▶ [REQUIRED TASK]: Lines holding the string "mymqtt" are the ones to copy; find them all in the data.

▶ [MATERIAL FOR THE TASK]:
⟨
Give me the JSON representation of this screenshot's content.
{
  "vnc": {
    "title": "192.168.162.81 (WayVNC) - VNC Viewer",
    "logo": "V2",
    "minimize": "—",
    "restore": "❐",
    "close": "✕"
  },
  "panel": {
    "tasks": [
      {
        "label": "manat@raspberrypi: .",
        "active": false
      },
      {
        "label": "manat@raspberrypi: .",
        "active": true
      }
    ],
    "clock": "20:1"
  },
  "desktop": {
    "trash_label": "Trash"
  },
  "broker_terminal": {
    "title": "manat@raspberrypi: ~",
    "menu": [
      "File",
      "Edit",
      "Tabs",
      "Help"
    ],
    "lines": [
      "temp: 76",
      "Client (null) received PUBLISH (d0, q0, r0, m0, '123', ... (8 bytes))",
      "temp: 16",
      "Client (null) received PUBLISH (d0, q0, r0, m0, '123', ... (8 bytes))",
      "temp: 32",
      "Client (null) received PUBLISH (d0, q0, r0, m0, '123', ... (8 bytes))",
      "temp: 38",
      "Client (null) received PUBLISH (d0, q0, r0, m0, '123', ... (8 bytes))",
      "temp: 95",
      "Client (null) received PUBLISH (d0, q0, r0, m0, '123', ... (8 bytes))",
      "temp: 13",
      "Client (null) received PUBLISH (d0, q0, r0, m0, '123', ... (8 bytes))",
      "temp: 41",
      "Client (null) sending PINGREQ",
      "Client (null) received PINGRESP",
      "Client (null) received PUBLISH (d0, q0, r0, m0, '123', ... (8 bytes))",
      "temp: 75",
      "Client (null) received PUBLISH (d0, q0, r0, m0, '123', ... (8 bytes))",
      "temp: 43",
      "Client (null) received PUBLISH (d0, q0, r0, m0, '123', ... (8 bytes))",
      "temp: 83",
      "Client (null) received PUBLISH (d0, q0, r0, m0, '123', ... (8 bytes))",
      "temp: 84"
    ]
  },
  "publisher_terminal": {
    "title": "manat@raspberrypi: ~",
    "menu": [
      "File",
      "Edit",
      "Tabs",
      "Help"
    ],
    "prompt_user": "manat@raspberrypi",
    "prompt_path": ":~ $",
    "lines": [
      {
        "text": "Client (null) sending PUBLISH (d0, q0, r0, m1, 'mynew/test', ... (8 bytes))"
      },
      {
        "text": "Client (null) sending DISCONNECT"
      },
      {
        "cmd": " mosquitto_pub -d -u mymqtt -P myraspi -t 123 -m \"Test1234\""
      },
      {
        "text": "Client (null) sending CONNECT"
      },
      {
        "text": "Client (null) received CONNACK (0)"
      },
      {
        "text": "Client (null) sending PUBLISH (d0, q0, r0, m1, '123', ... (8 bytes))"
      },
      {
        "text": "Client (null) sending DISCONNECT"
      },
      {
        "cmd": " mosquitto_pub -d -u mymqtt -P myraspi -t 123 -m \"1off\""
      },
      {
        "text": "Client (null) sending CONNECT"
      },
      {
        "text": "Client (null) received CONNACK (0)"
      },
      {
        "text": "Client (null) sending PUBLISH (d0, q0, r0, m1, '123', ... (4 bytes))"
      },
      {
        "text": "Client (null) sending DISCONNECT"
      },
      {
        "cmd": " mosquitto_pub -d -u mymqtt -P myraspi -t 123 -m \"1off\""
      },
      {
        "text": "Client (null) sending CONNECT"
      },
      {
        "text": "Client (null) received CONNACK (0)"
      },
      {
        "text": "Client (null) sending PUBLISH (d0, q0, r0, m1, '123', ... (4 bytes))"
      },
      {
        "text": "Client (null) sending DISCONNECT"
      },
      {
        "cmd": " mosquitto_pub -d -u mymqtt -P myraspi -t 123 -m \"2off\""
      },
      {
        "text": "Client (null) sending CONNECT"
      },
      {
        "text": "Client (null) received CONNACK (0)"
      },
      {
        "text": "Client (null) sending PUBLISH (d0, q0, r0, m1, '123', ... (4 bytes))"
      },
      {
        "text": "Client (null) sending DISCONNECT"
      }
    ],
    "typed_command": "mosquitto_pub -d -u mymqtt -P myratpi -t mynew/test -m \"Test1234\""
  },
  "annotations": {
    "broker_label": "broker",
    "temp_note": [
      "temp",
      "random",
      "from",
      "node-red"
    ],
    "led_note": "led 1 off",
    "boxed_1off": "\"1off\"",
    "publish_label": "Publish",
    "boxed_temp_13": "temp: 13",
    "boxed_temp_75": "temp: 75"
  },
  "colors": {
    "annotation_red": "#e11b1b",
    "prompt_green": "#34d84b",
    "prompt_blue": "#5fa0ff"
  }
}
⟩
▶ [ANSWER IN FULL]:
        "cmd": " mosquitto_pub -d -u mymqtt -P myraspi -t 123 -m \"Test1234\""
        "cmd": " mosquitto_pub -d -u mymqtt -P myraspi -t 123 -m \"1off\""
        "cmd": " mosquitto_pub -d -u mymqtt -P myraspi -t 123 -m \"1off\""
        "cmd": " mosquitto_pub -d -u mymqtt -P myraspi -t 123 -m \"2off\""
    "typed_command": "mosquitto_pub -d -u mymqtt -P myratpi -t mynew/test -m \"Test1234\""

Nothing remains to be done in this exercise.